What you have to do
Search the entries below for the string "Read" and copy the lines that hold it.

Raw data
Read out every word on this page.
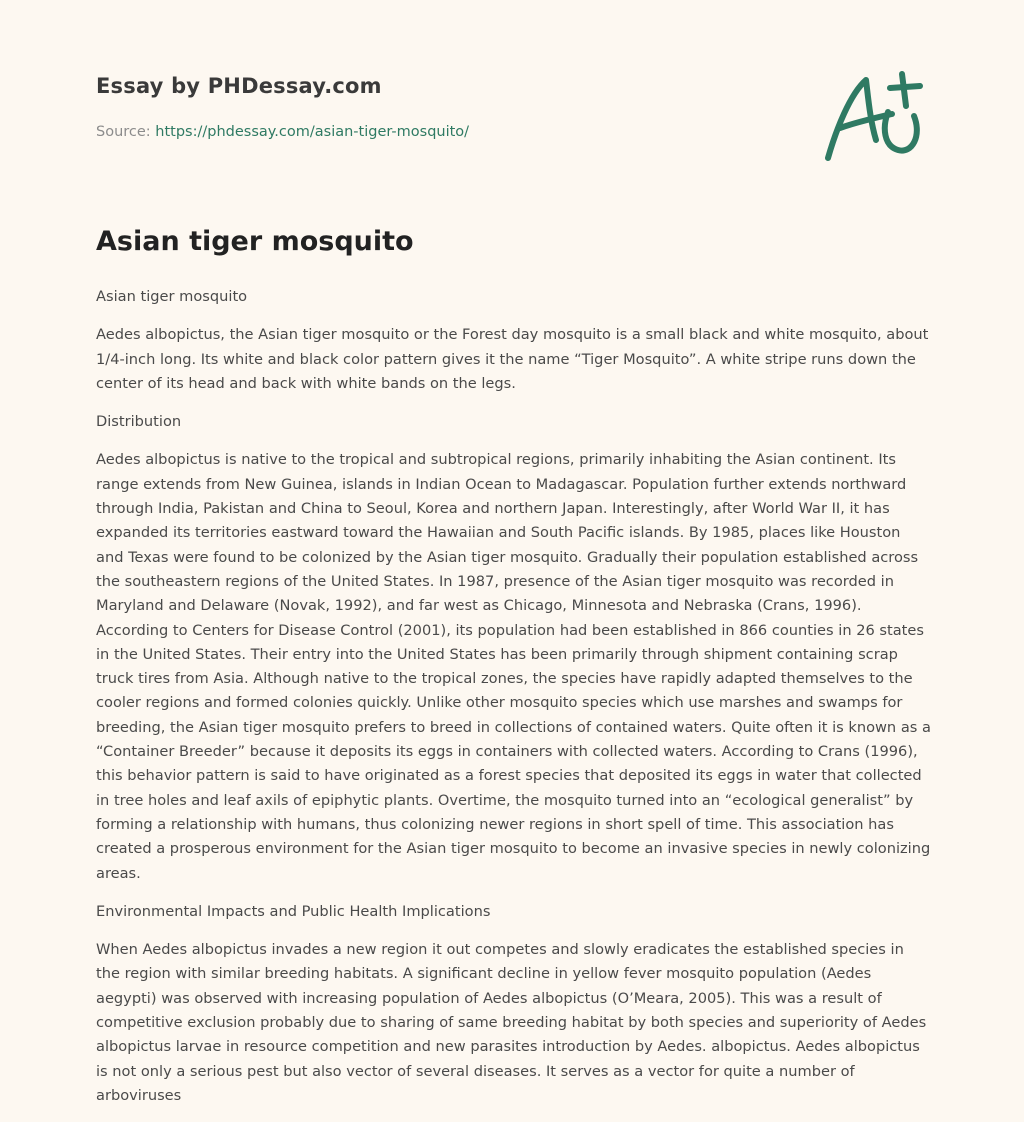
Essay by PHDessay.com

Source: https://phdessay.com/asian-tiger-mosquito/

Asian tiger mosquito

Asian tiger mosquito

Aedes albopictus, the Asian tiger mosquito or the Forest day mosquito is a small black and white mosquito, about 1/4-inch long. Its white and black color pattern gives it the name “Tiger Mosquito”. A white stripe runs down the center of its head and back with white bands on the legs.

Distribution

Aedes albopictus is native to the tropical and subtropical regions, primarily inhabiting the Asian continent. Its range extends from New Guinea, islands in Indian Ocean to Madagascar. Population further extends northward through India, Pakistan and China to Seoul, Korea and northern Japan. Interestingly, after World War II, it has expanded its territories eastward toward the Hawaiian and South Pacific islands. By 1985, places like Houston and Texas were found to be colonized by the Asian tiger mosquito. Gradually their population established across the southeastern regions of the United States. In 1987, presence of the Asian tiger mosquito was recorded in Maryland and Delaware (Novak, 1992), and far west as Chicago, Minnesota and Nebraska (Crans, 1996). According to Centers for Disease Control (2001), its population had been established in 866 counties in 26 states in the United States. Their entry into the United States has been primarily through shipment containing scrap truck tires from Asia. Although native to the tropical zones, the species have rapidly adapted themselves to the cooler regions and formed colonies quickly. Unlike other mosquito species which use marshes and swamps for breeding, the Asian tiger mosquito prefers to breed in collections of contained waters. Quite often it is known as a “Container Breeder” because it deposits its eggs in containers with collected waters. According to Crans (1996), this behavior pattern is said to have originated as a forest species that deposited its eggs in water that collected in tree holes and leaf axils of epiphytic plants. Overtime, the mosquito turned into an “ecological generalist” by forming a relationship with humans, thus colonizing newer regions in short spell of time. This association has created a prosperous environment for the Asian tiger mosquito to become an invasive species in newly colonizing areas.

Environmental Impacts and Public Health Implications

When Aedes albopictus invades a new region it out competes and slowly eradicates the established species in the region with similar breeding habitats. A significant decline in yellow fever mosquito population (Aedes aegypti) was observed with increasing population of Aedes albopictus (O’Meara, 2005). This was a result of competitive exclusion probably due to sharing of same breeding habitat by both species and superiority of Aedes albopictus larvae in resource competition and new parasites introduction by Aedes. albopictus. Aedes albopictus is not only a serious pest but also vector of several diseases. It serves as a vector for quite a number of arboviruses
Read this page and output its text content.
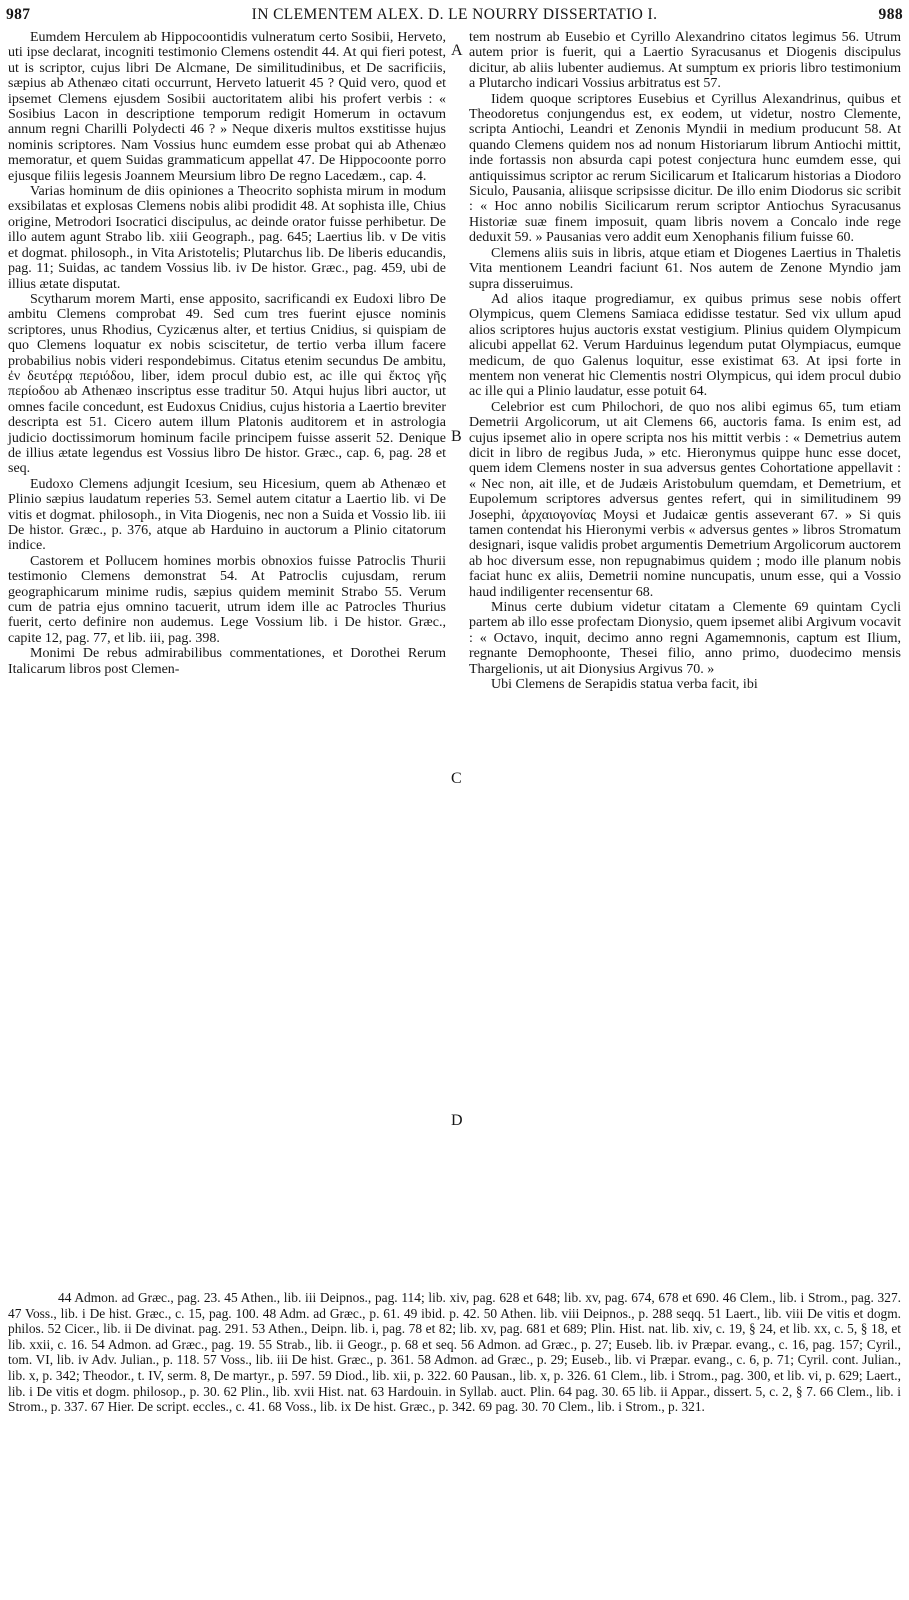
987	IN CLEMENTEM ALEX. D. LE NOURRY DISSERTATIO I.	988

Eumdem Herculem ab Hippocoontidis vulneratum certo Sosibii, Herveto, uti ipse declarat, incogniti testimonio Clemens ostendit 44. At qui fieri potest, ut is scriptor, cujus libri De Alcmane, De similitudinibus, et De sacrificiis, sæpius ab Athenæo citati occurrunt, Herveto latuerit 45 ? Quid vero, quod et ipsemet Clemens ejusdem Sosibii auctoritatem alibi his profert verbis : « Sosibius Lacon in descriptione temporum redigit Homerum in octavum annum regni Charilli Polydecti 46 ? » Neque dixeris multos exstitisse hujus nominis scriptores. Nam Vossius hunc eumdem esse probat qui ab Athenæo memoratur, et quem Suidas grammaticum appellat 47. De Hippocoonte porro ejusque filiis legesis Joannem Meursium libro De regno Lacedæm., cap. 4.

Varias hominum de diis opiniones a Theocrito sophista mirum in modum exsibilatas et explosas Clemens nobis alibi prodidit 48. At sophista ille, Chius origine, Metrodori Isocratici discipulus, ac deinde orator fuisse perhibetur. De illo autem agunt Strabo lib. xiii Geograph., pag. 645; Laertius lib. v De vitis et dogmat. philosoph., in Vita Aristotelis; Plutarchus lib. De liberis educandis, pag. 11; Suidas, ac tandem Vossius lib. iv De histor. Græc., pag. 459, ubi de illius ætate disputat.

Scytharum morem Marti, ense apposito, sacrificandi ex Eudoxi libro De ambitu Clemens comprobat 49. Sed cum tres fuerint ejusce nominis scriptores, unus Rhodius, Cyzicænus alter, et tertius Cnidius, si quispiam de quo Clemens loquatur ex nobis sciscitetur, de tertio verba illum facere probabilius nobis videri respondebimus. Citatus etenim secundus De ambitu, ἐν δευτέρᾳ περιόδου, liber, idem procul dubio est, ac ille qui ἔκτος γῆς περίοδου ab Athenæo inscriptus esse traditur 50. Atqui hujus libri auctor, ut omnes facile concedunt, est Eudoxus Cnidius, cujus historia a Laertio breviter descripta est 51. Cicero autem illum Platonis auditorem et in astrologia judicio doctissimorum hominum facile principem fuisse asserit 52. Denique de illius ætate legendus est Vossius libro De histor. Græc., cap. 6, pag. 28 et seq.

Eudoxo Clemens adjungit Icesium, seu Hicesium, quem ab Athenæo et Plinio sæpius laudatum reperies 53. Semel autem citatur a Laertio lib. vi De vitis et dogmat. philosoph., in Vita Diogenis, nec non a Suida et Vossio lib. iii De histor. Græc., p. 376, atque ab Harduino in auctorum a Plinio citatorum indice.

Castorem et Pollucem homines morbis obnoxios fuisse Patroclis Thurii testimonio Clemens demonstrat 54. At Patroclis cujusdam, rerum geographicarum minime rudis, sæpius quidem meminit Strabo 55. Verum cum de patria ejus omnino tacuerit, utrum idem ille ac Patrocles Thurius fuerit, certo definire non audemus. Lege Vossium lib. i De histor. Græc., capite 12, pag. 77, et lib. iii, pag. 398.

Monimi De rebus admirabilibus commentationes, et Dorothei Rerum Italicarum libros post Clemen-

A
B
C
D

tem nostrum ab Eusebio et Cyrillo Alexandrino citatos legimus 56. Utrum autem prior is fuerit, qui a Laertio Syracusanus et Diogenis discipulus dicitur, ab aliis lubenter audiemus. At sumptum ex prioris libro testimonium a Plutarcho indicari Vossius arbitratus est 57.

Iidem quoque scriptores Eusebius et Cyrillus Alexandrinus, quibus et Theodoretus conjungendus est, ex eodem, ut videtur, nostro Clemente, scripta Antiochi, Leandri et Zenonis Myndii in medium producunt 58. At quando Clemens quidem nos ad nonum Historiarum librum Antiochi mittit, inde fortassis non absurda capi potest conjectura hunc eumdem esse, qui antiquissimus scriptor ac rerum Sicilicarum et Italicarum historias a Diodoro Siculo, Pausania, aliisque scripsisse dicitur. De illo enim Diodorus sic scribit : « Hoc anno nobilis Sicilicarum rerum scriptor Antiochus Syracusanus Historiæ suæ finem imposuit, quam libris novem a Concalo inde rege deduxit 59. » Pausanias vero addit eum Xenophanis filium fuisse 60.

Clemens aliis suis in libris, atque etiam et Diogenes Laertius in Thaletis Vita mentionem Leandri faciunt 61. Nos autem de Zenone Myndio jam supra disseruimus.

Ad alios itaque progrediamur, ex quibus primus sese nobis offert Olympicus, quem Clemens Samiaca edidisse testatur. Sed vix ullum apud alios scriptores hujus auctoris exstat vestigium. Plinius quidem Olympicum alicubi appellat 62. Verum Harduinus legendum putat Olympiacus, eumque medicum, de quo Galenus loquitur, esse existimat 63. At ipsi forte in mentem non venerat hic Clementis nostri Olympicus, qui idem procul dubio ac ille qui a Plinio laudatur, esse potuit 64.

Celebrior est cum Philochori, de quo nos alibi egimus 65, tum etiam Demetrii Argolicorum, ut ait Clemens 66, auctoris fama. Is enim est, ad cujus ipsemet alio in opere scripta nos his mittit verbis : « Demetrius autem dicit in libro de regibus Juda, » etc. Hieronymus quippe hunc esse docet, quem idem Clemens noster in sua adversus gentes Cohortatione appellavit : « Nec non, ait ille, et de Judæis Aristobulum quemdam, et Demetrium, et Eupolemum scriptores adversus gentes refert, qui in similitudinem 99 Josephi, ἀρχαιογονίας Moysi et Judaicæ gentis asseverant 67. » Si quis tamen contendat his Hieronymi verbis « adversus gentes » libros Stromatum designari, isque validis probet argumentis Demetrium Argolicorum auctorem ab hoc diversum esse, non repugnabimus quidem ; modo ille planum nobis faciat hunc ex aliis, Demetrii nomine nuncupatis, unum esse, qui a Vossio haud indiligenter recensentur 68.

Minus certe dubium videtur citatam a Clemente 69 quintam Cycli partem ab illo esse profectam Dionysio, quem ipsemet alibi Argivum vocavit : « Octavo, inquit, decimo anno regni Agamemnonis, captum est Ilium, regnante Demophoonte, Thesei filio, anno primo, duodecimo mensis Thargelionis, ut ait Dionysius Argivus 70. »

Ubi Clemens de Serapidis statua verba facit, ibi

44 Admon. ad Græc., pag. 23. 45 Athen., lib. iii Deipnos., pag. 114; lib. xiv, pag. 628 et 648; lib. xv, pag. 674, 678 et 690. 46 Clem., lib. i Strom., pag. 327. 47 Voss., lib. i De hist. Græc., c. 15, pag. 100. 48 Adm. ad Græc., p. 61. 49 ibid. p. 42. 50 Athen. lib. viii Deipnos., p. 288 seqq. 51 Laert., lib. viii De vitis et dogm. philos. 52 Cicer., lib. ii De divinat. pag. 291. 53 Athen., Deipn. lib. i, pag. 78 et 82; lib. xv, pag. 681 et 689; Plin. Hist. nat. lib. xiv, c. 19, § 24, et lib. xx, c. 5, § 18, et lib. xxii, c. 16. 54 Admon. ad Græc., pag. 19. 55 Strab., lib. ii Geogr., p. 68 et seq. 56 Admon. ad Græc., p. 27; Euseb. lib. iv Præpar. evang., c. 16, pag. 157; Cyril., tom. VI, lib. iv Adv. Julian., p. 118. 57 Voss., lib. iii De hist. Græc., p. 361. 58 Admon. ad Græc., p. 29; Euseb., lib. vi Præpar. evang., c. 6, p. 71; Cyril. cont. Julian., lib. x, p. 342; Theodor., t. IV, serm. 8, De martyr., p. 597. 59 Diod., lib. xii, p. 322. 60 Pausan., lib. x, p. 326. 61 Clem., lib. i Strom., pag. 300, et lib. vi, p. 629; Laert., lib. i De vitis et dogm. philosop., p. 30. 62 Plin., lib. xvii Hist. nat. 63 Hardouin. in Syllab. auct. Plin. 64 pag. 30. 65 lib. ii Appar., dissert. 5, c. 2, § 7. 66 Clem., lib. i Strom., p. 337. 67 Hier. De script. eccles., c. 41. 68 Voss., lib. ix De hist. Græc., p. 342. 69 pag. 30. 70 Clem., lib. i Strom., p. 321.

Solved problem
Read out every word on this page.
Read this page and output its text content.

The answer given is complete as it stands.